— BEGIN Selected text —

Other binary encodings

Numbers are not the only type of data that can be encoded using binary values. In fact, all data that is manipulated by computers is represented by an encoding of binary numbers.

Some examples of codings that you will see are:

• Characters which are represented as ASCII code (7 bits), extended ASCII (8 bits) or UTF (1-4 bytes) used to represent other characters (e.g. for accented characters, other alphabets and languages, math symbols, emojis) and other purposes.
• Other numerical encodings, such as Binary Coded Decimal (BCD)
• Machine codes, which is how computers represent exercutable programmes, are also represented in binary numbers. These are usually generated by an assembler, compiler, or interpreter from human-readable code that is stored in text files that are themselves use characters encoded in ASCII or UTF.

— END Selected text —

Written exercise 1:
Report every line of the records that contains the string "arrow".
The records are unrelated to the passage on binary encodings.

— BEGIN Dataset excerpts —

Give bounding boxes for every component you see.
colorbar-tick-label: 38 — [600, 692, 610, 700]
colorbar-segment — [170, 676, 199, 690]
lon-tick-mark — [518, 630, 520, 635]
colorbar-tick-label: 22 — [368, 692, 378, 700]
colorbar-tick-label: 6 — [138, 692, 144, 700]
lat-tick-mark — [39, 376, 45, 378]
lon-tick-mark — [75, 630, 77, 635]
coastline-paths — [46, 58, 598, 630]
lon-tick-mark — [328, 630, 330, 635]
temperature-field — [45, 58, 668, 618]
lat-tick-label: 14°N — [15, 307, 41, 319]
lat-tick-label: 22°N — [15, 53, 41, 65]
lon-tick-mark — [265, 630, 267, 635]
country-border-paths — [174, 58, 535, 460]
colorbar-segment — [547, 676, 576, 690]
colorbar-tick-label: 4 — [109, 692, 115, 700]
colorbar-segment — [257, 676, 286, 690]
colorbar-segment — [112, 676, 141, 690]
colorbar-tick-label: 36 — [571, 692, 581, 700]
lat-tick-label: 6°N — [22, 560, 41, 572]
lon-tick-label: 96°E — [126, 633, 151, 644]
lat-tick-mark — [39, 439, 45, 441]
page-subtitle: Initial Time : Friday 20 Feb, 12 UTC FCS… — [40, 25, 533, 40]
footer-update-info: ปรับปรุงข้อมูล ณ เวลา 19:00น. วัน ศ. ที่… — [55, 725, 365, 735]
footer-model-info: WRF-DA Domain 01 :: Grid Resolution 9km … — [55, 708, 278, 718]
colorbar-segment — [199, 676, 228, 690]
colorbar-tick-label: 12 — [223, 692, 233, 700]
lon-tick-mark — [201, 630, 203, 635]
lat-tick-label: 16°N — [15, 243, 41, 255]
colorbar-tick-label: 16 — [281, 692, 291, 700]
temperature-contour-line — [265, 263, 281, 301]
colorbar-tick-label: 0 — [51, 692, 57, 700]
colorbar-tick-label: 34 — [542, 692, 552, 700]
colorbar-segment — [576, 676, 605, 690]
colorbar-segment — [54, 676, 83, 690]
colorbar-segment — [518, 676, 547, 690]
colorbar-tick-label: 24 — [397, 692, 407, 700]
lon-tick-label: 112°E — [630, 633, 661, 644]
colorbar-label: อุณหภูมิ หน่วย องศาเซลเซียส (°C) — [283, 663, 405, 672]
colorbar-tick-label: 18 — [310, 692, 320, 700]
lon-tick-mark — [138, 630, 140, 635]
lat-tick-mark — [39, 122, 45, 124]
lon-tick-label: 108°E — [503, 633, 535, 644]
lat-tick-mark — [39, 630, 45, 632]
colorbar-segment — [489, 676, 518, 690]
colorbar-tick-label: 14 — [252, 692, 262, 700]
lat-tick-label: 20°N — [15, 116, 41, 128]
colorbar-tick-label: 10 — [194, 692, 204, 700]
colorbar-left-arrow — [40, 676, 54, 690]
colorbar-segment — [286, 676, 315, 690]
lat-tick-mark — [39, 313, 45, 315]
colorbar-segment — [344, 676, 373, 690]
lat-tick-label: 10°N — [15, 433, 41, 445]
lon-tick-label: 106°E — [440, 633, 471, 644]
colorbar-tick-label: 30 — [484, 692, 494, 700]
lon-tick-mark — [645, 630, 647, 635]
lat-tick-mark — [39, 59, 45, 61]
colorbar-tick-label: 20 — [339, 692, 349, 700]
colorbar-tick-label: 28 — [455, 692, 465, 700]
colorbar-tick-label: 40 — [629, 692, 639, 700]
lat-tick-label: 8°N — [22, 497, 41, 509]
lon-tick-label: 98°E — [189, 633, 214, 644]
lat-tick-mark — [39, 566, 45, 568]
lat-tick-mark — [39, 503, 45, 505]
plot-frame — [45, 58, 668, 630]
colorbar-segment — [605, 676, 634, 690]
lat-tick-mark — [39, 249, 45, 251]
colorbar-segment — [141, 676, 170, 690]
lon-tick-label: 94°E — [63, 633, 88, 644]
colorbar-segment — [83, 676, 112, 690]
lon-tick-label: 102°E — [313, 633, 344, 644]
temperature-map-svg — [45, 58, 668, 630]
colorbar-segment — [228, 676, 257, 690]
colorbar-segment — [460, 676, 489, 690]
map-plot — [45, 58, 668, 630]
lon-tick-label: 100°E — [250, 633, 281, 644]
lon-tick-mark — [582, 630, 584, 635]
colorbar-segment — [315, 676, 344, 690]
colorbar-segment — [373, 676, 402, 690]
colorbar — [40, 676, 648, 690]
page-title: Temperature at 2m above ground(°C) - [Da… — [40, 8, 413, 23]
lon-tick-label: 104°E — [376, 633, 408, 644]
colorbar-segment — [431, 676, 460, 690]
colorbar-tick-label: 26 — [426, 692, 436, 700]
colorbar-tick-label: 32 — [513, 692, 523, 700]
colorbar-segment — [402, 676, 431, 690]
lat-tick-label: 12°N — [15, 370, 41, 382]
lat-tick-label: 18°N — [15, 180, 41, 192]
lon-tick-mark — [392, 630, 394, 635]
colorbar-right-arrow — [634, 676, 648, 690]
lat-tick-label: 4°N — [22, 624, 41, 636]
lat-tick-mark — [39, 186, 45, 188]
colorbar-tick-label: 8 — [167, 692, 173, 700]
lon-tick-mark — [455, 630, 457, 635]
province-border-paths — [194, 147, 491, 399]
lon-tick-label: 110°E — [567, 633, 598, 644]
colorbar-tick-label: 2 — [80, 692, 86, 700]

— END Dataset excerpts —

Written exercise 2:
Copy the stretch of the passage on binary encodings from "Other binary encodings" through "of binary numbers." word for word.

Full output 1:
colorbar-left-arrow — [40, 676, 54, 690]
colorbar-right-arrow — [634, 676, 648, 690]

Full output 2:
Other binary encodings

Numbers are not the only type of data that can be encoded using binary values. In fact, all data that is manipulated by computers is represented by an encoding of binary numbers.